━━ EXERCISE DATA

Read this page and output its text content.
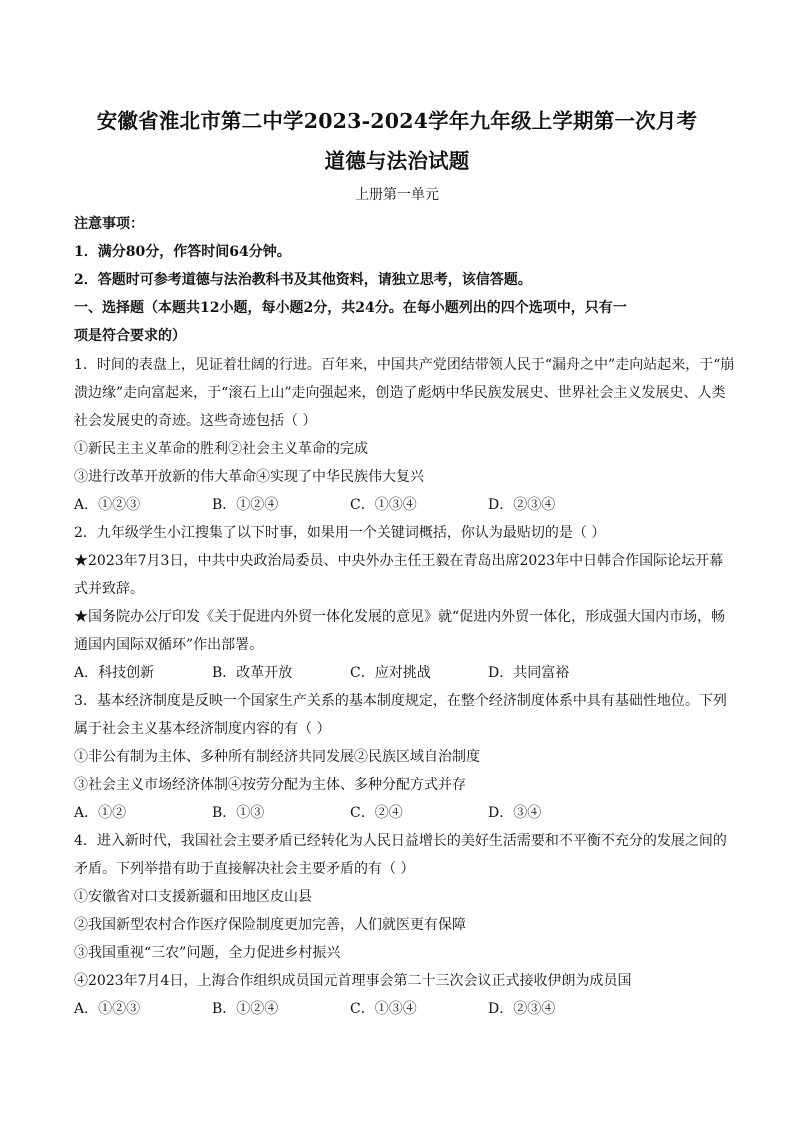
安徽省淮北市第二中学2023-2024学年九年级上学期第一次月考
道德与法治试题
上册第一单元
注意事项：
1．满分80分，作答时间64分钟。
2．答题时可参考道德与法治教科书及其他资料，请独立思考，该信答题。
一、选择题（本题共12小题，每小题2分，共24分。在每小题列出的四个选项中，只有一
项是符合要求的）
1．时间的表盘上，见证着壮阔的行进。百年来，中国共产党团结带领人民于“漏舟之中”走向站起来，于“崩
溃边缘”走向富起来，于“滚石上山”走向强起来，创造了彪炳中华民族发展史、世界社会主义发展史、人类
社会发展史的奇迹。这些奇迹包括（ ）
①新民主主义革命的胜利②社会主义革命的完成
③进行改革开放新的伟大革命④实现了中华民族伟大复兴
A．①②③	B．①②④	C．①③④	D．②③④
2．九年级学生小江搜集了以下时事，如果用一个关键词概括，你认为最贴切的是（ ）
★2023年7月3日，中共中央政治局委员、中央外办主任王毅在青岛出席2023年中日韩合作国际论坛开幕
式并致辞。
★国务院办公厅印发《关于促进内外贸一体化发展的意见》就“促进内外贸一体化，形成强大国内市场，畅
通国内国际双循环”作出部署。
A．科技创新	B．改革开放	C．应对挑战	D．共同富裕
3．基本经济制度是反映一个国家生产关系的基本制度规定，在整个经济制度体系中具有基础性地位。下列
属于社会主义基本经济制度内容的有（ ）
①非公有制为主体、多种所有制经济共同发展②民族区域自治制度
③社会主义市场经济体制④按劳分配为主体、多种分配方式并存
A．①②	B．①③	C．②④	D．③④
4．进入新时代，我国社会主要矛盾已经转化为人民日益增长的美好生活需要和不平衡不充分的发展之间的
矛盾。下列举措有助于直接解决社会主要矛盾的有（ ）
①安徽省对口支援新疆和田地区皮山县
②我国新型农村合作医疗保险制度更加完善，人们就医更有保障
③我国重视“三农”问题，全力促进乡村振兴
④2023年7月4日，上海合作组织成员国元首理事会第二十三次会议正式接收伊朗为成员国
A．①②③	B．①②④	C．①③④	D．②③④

━━━━
━━ EXERCISE DATA

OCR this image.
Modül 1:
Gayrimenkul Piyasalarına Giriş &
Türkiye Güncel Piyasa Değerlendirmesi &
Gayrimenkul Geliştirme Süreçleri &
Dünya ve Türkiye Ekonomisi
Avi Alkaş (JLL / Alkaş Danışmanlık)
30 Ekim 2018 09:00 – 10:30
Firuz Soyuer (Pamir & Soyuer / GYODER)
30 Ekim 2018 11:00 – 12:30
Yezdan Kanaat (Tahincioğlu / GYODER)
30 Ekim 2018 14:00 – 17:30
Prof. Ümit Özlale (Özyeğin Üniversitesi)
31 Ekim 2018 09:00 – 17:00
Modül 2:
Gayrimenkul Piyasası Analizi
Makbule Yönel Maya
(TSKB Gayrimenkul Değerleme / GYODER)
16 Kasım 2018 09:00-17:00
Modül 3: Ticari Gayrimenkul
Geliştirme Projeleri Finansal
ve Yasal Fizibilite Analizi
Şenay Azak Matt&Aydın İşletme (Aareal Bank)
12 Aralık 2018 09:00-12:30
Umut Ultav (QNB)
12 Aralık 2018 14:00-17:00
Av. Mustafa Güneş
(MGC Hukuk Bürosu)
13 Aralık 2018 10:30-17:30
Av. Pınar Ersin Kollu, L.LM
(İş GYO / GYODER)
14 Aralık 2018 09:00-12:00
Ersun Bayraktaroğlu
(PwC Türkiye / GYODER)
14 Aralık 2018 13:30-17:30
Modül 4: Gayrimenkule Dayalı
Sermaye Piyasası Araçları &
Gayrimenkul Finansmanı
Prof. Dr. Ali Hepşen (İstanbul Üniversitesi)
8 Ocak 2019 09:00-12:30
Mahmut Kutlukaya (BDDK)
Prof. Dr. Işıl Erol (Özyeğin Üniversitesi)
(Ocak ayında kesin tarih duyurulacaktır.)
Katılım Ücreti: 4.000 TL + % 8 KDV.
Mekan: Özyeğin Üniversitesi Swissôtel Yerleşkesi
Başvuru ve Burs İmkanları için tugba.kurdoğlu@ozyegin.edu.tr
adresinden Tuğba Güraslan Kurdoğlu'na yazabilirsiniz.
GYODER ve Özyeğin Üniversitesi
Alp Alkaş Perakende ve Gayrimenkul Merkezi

━━━━

- GIVEN EXERCISE: Pull every line containing the word "Geliştirme" out of the entries above.

- TASK RESPONSE:
Gayrimenkul Geliştirme Süreçleri &
Geliştirme Projeleri Finansal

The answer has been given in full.